Data supplied:
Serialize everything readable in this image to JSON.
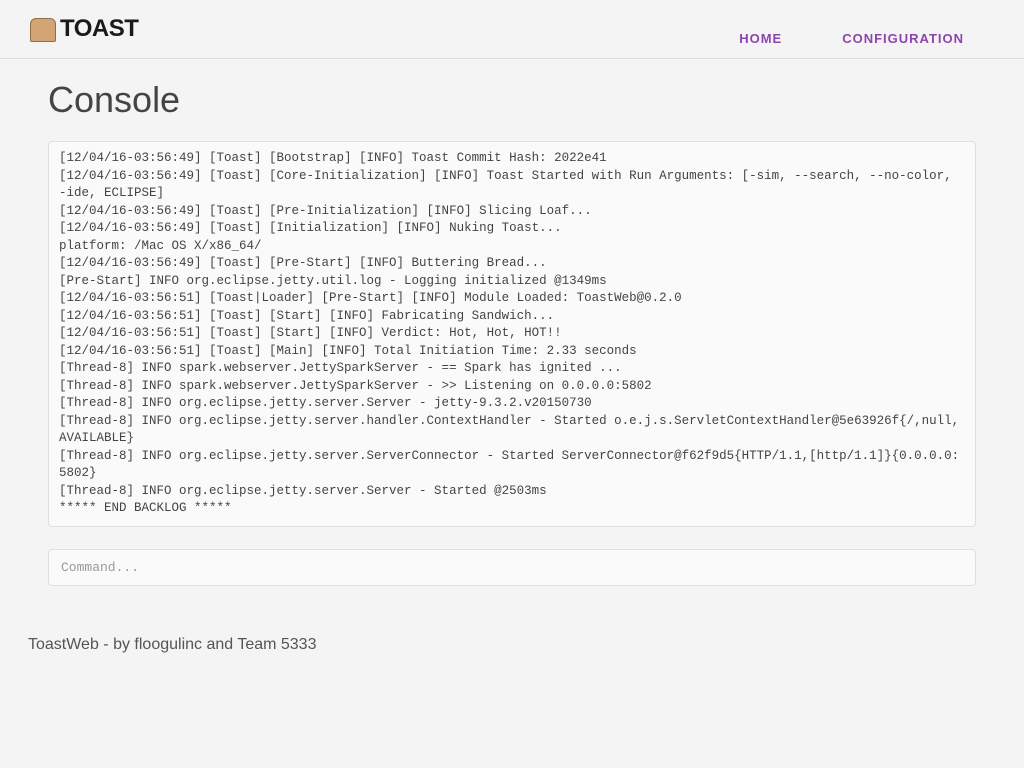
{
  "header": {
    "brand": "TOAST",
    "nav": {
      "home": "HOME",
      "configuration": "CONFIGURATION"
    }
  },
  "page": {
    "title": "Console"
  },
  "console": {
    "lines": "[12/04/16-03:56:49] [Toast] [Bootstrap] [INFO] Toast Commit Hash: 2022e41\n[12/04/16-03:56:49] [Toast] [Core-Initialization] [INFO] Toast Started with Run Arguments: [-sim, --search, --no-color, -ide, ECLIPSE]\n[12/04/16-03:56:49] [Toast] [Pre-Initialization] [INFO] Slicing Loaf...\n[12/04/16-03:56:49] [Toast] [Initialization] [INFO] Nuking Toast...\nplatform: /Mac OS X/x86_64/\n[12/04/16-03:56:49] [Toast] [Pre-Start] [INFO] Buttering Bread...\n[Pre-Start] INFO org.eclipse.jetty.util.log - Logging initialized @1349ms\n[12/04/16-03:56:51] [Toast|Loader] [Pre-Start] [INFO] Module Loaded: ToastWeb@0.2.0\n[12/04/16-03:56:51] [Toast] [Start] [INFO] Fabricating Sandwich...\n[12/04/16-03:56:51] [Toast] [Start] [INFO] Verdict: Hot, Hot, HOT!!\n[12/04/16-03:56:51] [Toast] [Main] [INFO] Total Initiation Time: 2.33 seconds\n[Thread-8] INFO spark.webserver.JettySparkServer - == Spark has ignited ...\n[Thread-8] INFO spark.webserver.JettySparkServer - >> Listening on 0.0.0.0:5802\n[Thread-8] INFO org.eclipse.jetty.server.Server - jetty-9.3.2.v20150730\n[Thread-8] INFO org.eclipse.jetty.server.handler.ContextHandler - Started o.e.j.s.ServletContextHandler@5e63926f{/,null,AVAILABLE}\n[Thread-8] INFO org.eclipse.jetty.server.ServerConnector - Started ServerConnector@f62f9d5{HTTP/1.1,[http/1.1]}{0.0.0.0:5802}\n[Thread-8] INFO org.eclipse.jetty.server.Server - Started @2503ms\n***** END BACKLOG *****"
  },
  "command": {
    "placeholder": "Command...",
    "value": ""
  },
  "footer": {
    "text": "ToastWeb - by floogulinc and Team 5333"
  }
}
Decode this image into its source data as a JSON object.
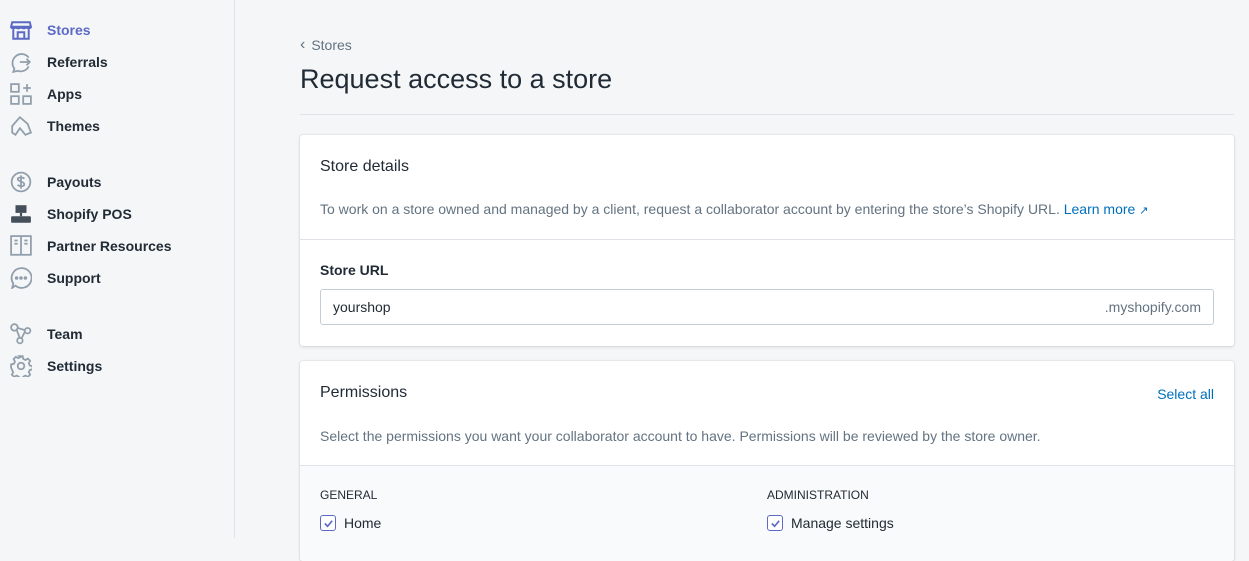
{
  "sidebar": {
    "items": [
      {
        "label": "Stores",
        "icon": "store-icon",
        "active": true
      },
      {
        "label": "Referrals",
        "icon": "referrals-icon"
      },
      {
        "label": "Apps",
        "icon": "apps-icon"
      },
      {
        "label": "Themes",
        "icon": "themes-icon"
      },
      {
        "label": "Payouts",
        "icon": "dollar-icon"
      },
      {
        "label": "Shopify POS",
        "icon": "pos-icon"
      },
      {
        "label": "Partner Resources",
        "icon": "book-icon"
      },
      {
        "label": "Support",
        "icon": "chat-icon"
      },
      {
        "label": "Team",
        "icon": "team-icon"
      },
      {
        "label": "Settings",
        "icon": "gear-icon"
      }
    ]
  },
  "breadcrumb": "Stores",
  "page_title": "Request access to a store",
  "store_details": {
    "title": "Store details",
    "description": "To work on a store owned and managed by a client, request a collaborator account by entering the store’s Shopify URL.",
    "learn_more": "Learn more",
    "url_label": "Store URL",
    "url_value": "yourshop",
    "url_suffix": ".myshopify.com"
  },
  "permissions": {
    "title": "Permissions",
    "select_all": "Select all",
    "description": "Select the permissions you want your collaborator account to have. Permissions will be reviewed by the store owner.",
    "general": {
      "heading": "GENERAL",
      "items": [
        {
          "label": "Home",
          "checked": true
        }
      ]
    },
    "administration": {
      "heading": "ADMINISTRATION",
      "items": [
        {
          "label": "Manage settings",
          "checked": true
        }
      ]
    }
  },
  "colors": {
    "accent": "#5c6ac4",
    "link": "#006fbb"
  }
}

Short task: Take the entries shown above and quote them verbatim, passing over the pictures.

Finished answer:
Serialize everything readable in this image to JSON.
{
  "header": {
    "brand": "TOAST",
    "nav": {
      "home": "HOME",
      "configuration": "CONFIGURATION"
    }
  },
  "page": {
    "title": "Console"
  },
  "console": {
    "lines": "[12/04/16-03:56:49] [Toast] [Bootstrap] [INFO] Toast Commit Hash: 2022e41\n[12/04/16-03:56:49] [Toast] [Core-Initialization] [INFO] Toast Started with Run Arguments: [-sim, --search, --no-color, -ide, ECLIPSE]\n[12/04/16-03:56:49] [Toast] [Pre-Initialization] [INFO] Slicing Loaf...\n[12/04/16-03:56:49] [Toast] [Initialization] [INFO] Nuking Toast...\nplatform: /Mac OS X/x86_64/\n[12/04/16-03:56:49] [Toast] [Pre-Start] [INFO] Buttering Bread...\n[Pre-Start] INFO org.eclipse.jetty.util.log - Logging initialized @1349ms\n[12/04/16-03:56:51] [Toast|Loader] [Pre-Start] [INFO] Module Loaded: ToastWeb@0.2.0\n[12/04/16-03:56:51] [Toast] [Start] [INFO] Fabricating Sandwich...\n[12/04/16-03:56:51] [Toast] [Start] [INFO] Verdict: Hot, Hot, HOT!!\n[12/04/16-03:56:51] [Toast] [Main] [INFO] Total Initiation Time: 2.33 seconds\n[Thread-8] INFO spark.webserver.JettySparkServer - == Spark has ignited ...\n[Thread-8] INFO spark.webserver.JettySparkServer - >> Listening on 0.0.0.0:5802\n[Thread-8] INFO org.eclipse.jetty.server.Server - jetty-9.3.2.v20150730\n[Thread-8] INFO org.eclipse.jetty.server.handler.ContextHandler - Started o.e.j.s.ServletContextHandler@5e63926f{/,null,AVAILABLE}\n[Thread-8] INFO org.eclipse.jetty.server.ServerConnector - Started ServerConnector@f62f9d5{HTTP/1.1,[http/1.1]}{0.0.0.0:5802}\n[Thread-8] INFO org.eclipse.jetty.server.Server - Started @2503ms\n***** END BACKLOG *****"
  },
  "command": {
    "placeholder": "Command...",
    "value": ""
  },
  "footer": {
    "text": "ToastWeb - by floogulinc and Team 5333"
  }
}
Decode this image into its source data as a JSON object.
{
  "sidebar": {
    "items": [
      {
        "label": "Stores",
        "icon": "store-icon",
        "active": true
      },
      {
        "label": "Referrals",
        "icon": "referrals-icon"
      },
      {
        "label": "Apps",
        "icon": "apps-icon"
      },
      {
        "label": "Themes",
        "icon": "themes-icon"
      },
      {
        "label": "Payouts",
        "icon": "dollar-icon"
      },
      {
        "label": "Shopify POS",
        "icon": "pos-icon"
      },
      {
        "label": "Partner Resources",
        "icon": "book-icon"
      },
      {
        "label": "Support",
        "icon": "chat-icon"
      },
      {
        "label": "Team",
        "icon": "team-icon"
      },
      {
        "label": "Settings",
        "icon": "gear-icon"
      }
    ]
  },
  "breadcrumb": "Stores",
  "page_title": "Request access to a store",
  "store_details": {
    "title": "Store details",
    "description": "To work on a store owned and managed by a client, request a collaborator account by entering the store’s Shopify URL.",
    "learn_more": "Learn more",
    "url_label": "Store URL",
    "url_value": "yourshop",
    "url_suffix": ".myshopify.com"
  },
  "permissions": {
    "title": "Permissions",
    "select_all": "Select all",
    "description": "Select the permissions you want your collaborator account to have. Permissions will be reviewed by the store owner.",
    "general": {
      "heading": "GENERAL",
      "items": [
        {
          "label": "Home",
          "checked": true
        }
      ]
    },
    "administration": {
      "heading": "ADMINISTRATION",
      "items": [
        {
          "label": "Manage settings",
          "checked": true
        }
      ]
    }
  },
  "colors": {
    "accent": "#5c6ac4",
    "link": "#006fbb"
  }
}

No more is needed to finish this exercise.